# Excerpted data start

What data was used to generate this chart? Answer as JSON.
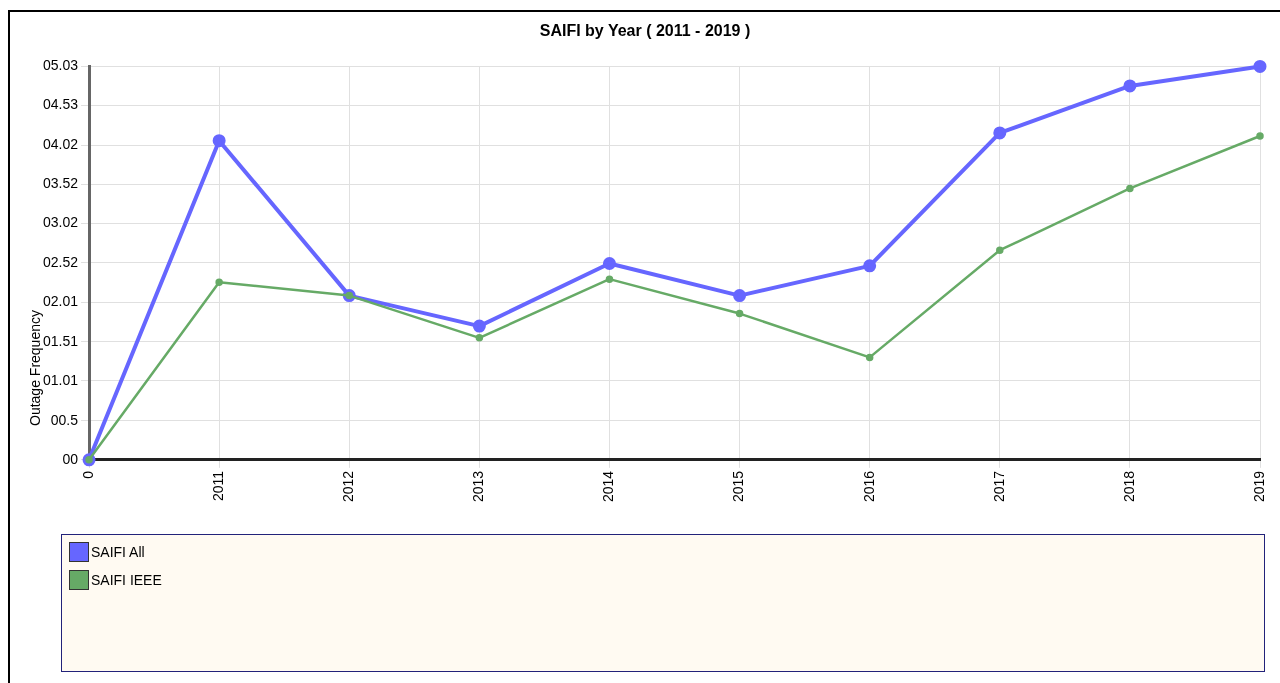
{
  "chart_data": {
    "type": "line",
    "title": "SAIFI by Year ( 2011 - 2019 )",
    "ylabel": "Outage Frequency",
    "categories": [
      "0",
      "2011",
      "2012",
      "2013",
      "2014",
      "2015",
      "2016",
      "2017",
      "2018",
      "2019"
    ],
    "series": [
      {
        "name": "SAIFI All",
        "color": "#6666ff",
        "values": [
          0,
          4.08,
          2.1,
          1.71,
          2.51,
          2.1,
          2.48,
          4.18,
          4.78,
          5.03
        ]
      },
      {
        "name": "SAIFI IEEE",
        "color": "#66aa66",
        "values": [
          0,
          2.27,
          2.1,
          1.56,
          2.31,
          1.87,
          1.31,
          2.68,
          3.47,
          4.14
        ]
      }
    ],
    "ylim": [
      0,
      5.03
    ],
    "yticks": [
      {
        "value": 0,
        "label": "00"
      },
      {
        "value": 0.5,
        "label": "00.5"
      },
      {
        "value": 1.01,
        "label": "01.01"
      },
      {
        "value": 1.51,
        "label": "01.51"
      },
      {
        "value": 2.01,
        "label": "02.01"
      },
      {
        "value": 2.52,
        "label": "02.52"
      },
      {
        "value": 3.02,
        "label": "03.02"
      },
      {
        "value": 3.52,
        "label": "03.52"
      },
      {
        "value": 4.02,
        "label": "04.02"
      },
      {
        "value": 4.53,
        "label": "04.53"
      },
      {
        "value": 5.03,
        "label": "05.03"
      }
    ],
    "grid": true,
    "legend": "bottom",
    "marker": "circle",
    "line_style": "solid"
  }
}
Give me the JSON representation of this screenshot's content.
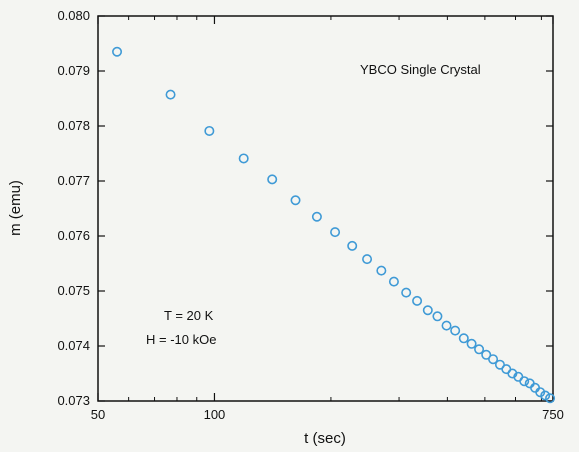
{
  "chart_data": {
    "type": "scatter",
    "title": "",
    "xlabel": "t (sec)",
    "ylabel": "m (emu)",
    "x_scale": "log",
    "xlim": [
      50,
      750
    ],
    "ylim": [
      0.073,
      0.08
    ],
    "x_ticks": [
      {
        "value": 50,
        "label": "50"
      },
      {
        "value": 100,
        "label": "100"
      },
      {
        "value": 750,
        "label": "750"
      }
    ],
    "y_ticks": [
      {
        "value": 0.073,
        "label": "0.073"
      },
      {
        "value": 0.074,
        "label": "0.074"
      },
      {
        "value": 0.075,
        "label": "0.075"
      },
      {
        "value": 0.076,
        "label": "0.076"
      },
      {
        "value": 0.077,
        "label": "0.077"
      },
      {
        "value": 0.078,
        "label": "0.078"
      },
      {
        "value": 0.079,
        "label": "0.079"
      },
      {
        "value": 0.08,
        "label": "0.080"
      }
    ],
    "grid": false,
    "marker": "open-circle",
    "marker_color": "#3f9ad6",
    "annotations": {
      "sample": "YBCO Single Crystal",
      "temperature": "T = 20 K",
      "field": "H = -10 kOe"
    },
    "series": [
      {
        "x": [
          56,
          77,
          97,
          119,
          141,
          162,
          184,
          205,
          227,
          248,
          270,
          291,
          313,
          334,
          356,
          377,
          398,
          419,
          441,
          462,
          483,
          504,
          525,
          547,
          568,
          589,
          610,
          632,
          653,
          674,
          695,
          716,
          737
        ],
        "y": [
          0.07935,
          0.07857,
          0.07791,
          0.07741,
          0.07703,
          0.07665,
          0.07635,
          0.07607,
          0.07582,
          0.07558,
          0.07537,
          0.07517,
          0.07497,
          0.07482,
          0.07465,
          0.07454,
          0.07437,
          0.07428,
          0.07414,
          0.07404,
          0.07394,
          0.07384,
          0.07376,
          0.07366,
          0.07358,
          0.0735,
          0.07344,
          0.07336,
          0.07332,
          0.07324,
          0.07316,
          0.0731,
          0.07305
        ]
      }
    ]
  }
}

# Excerpted data end

**Goal of the exercise**
Go through the entries above and copy every line containing "JSON".

**Problem solution**
What data was used to generate this chart? Answer as JSON.
Give me the JSON representation of this screenshot's content.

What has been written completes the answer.